Required task: Repeat every record exactly, but keep images out of the copy.

Records for this exercise:
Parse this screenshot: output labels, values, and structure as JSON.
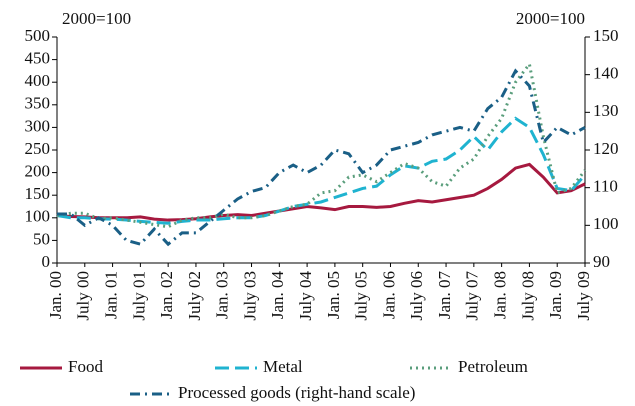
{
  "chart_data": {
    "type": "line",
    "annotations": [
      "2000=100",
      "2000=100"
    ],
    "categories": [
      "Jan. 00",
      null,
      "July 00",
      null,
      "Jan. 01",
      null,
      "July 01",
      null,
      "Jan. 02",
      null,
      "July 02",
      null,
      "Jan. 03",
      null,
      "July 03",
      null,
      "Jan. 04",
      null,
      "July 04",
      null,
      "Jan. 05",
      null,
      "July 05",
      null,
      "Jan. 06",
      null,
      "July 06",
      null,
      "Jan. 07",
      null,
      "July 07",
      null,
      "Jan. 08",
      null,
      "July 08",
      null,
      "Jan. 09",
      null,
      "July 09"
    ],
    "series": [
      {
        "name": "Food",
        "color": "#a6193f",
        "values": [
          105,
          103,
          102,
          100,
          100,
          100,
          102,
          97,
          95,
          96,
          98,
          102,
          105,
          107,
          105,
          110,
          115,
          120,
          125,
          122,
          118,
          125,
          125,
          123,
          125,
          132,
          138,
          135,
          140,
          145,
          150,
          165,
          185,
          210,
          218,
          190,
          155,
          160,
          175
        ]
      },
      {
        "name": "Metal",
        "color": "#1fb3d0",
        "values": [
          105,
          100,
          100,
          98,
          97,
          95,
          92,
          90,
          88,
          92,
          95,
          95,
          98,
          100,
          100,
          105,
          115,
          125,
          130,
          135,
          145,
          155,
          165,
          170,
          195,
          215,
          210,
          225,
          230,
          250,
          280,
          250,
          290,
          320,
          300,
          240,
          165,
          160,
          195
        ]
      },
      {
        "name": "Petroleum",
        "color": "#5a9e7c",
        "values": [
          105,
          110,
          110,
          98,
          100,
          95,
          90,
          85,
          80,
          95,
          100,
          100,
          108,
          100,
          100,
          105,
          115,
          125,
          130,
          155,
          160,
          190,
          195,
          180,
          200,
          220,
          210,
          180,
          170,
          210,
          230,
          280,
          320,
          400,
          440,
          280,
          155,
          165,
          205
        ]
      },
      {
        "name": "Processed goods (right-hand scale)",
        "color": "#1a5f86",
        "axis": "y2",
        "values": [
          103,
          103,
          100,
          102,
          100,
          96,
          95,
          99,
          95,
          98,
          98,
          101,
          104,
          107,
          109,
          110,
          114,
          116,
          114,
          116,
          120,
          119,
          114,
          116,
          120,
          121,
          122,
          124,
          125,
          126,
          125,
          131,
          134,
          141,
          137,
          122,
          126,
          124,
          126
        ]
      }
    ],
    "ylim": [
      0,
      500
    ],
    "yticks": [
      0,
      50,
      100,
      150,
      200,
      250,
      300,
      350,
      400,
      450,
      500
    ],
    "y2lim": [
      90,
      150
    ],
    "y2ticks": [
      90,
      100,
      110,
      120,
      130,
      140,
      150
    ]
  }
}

Answer:
Parse this screenshot: output labels, values, and structure as JSON.
{
  "chart_data": {
    "type": "line",
    "annotations": [
      "2000=100",
      "2000=100"
    ],
    "categories": [
      "Jan. 00",
      null,
      "July 00",
      null,
      "Jan. 01",
      null,
      "July 01",
      null,
      "Jan. 02",
      null,
      "July 02",
      null,
      "Jan. 03",
      null,
      "July 03",
      null,
      "Jan. 04",
      null,
      "July 04",
      null,
      "Jan. 05",
      null,
      "July 05",
      null,
      "Jan. 06",
      null,
      "July 06",
      null,
      "Jan. 07",
      null,
      "July 07",
      null,
      "Jan. 08",
      null,
      "July 08",
      null,
      "Jan. 09",
      null,
      "July 09"
    ],
    "series": [
      {
        "name": "Food",
        "color": "#a6193f",
        "values": [
          105,
          103,
          102,
          100,
          100,
          100,
          102,
          97,
          95,
          96,
          98,
          102,
          105,
          107,
          105,
          110,
          115,
          120,
          125,
          122,
          118,
          125,
          125,
          123,
          125,
          132,
          138,
          135,
          140,
          145,
          150,
          165,
          185,
          210,
          218,
          190,
          155,
          160,
          175
        ]
      },
      {
        "name": "Metal",
        "color": "#1fb3d0",
        "values": [
          105,
          100,
          100,
          98,
          97,
          95,
          92,
          90,
          88,
          92,
          95,
          95,
          98,
          100,
          100,
          105,
          115,
          125,
          130,
          135,
          145,
          155,
          165,
          170,
          195,
          215,
          210,
          225,
          230,
          250,
          280,
          250,
          290,
          320,
          300,
          240,
          165,
          160,
          195
        ]
      },
      {
        "name": "Petroleum",
        "color": "#5a9e7c",
        "values": [
          105,
          110,
          110,
          98,
          100,
          95,
          90,
          85,
          80,
          95,
          100,
          100,
          108,
          100,
          100,
          105,
          115,
          125,
          130,
          155,
          160,
          190,
          195,
          180,
          200,
          220,
          210,
          180,
          170,
          210,
          230,
          280,
          320,
          400,
          440,
          280,
          155,
          165,
          205
        ]
      },
      {
        "name": "Processed goods (right-hand scale)",
        "color": "#1a5f86",
        "axis": "y2",
        "values": [
          103,
          103,
          100,
          102,
          100,
          96,
          95,
          99,
          95,
          98,
          98,
          101,
          104,
          107,
          109,
          110,
          114,
          116,
          114,
          116,
          120,
          119,
          114,
          116,
          120,
          121,
          122,
          124,
          125,
          126,
          125,
          131,
          134,
          141,
          137,
          122,
          126,
          124,
          126
        ]
      }
    ],
    "ylim": [
      0,
      500
    ],
    "yticks": [
      0,
      50,
      100,
      150,
      200,
      250,
      300,
      350,
      400,
      450,
      500
    ],
    "y2lim": [
      90,
      150
    ],
    "y2ticks": [
      90,
      100,
      110,
      120,
      130,
      140,
      150
    ]
  }
}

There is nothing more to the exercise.